=== DATA EXTRACT ===
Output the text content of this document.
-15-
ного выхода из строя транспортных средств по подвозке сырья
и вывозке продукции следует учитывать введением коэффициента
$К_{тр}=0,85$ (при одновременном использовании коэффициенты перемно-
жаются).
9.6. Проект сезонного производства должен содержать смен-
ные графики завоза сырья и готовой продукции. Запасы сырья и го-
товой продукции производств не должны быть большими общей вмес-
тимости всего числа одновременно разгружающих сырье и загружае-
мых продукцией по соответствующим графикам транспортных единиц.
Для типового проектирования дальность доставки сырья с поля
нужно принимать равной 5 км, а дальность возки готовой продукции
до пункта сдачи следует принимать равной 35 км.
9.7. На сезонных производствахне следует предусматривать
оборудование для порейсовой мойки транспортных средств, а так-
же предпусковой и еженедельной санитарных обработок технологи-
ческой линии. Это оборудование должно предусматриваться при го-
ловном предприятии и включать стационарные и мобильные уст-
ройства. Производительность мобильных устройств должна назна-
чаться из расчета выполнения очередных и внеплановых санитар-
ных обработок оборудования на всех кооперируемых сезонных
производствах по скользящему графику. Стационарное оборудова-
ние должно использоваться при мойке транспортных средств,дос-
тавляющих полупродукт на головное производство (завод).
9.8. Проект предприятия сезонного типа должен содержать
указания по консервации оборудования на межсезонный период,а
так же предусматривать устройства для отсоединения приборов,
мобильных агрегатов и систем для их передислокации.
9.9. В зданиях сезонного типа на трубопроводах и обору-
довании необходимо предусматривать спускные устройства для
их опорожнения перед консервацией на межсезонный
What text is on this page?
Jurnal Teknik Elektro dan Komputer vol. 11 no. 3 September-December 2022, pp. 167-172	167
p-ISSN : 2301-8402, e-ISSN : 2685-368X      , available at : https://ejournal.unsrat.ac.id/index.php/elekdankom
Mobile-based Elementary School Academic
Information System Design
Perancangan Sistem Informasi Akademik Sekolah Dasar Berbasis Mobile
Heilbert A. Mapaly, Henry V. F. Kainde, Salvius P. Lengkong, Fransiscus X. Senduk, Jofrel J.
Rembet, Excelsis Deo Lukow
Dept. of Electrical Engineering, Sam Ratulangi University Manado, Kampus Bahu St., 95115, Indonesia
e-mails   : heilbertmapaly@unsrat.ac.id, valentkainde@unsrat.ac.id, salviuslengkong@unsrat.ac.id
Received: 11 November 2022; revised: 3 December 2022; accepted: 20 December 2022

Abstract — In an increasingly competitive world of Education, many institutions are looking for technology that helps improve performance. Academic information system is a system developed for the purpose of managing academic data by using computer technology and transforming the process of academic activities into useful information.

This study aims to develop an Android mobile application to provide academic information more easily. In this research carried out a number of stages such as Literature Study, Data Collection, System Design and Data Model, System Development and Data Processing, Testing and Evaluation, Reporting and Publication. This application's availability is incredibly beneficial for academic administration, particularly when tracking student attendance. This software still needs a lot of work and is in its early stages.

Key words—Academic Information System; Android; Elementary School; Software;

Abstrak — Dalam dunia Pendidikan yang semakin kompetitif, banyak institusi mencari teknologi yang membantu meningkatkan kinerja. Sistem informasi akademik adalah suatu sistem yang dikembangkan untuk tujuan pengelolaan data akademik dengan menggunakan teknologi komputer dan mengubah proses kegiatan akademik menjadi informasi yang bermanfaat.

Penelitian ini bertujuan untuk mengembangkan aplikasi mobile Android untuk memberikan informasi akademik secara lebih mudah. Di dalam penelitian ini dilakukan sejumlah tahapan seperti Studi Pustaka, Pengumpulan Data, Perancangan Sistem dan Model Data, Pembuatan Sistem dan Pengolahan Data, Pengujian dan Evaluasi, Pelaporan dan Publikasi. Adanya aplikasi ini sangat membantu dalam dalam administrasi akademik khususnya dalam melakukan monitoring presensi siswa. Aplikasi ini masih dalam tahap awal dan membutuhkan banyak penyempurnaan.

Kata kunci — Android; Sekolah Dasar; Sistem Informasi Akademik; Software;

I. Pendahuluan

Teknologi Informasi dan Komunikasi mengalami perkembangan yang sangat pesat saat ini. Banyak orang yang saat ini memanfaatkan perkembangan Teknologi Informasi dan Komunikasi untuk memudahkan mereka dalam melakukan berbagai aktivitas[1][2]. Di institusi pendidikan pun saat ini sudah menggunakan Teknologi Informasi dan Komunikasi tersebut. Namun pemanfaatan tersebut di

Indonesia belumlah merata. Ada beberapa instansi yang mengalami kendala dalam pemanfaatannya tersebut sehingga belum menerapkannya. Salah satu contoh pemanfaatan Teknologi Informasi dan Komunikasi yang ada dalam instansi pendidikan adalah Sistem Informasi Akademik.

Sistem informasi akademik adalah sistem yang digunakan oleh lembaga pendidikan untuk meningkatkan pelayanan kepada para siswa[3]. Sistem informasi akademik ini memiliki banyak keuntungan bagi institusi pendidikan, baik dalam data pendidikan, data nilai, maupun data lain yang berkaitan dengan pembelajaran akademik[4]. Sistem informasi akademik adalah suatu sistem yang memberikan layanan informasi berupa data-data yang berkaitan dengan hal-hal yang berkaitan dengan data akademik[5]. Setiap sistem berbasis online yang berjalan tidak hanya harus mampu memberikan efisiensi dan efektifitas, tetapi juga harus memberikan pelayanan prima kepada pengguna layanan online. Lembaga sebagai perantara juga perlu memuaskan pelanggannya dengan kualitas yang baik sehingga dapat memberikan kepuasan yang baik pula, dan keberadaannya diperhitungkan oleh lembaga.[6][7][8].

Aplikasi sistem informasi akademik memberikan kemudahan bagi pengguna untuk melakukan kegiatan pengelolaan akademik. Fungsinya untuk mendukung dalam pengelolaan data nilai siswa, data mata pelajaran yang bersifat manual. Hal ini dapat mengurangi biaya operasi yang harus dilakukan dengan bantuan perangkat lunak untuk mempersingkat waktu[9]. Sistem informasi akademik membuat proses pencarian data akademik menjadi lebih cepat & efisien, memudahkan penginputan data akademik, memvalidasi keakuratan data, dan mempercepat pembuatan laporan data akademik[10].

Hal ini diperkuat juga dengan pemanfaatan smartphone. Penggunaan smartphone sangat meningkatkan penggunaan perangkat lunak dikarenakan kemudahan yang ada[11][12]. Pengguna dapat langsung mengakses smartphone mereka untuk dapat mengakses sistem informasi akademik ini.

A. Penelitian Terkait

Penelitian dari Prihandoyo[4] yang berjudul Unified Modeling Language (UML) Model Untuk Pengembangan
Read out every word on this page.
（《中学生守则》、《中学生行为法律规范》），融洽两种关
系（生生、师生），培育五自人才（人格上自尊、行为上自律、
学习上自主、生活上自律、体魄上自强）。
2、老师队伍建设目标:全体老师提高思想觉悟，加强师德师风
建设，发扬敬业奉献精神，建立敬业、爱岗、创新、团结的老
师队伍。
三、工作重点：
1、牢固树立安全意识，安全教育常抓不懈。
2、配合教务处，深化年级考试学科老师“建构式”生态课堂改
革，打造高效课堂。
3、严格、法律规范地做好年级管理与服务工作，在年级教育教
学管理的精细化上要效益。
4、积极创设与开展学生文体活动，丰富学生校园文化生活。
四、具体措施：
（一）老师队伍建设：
===
WHAT TO WORK ON - Every line of the records that includes the word "mereka" should be gathered.

OUTPUT OF THE TASK -
Teknologi Informasi dan Komunikasi mengalami perkembangan yang sangat pesat saat ini. Banyak orang yang saat ini memanfaatkan perkembangan Teknologi Informasi dan Komunikasi untuk memudahkan mereka dalam melakukan berbagai aktivitas[1][2]. Di institusi pendidikan pun saat ini sudah menggunakan Teknologi Informasi dan Komunikasi tersebut. Namun pemanfaatan tersebut di
Hal ini diperkuat juga dengan pemanfaatan smartphone. Penggunaan smartphone sangat meningkatkan penggunaan perangkat lunak dikarenakan kemudahan yang ada[11][12]. Pengguna dapat langsung mengakses smartphone mereka untuk dapat mengakses sistem informasi akademik ini.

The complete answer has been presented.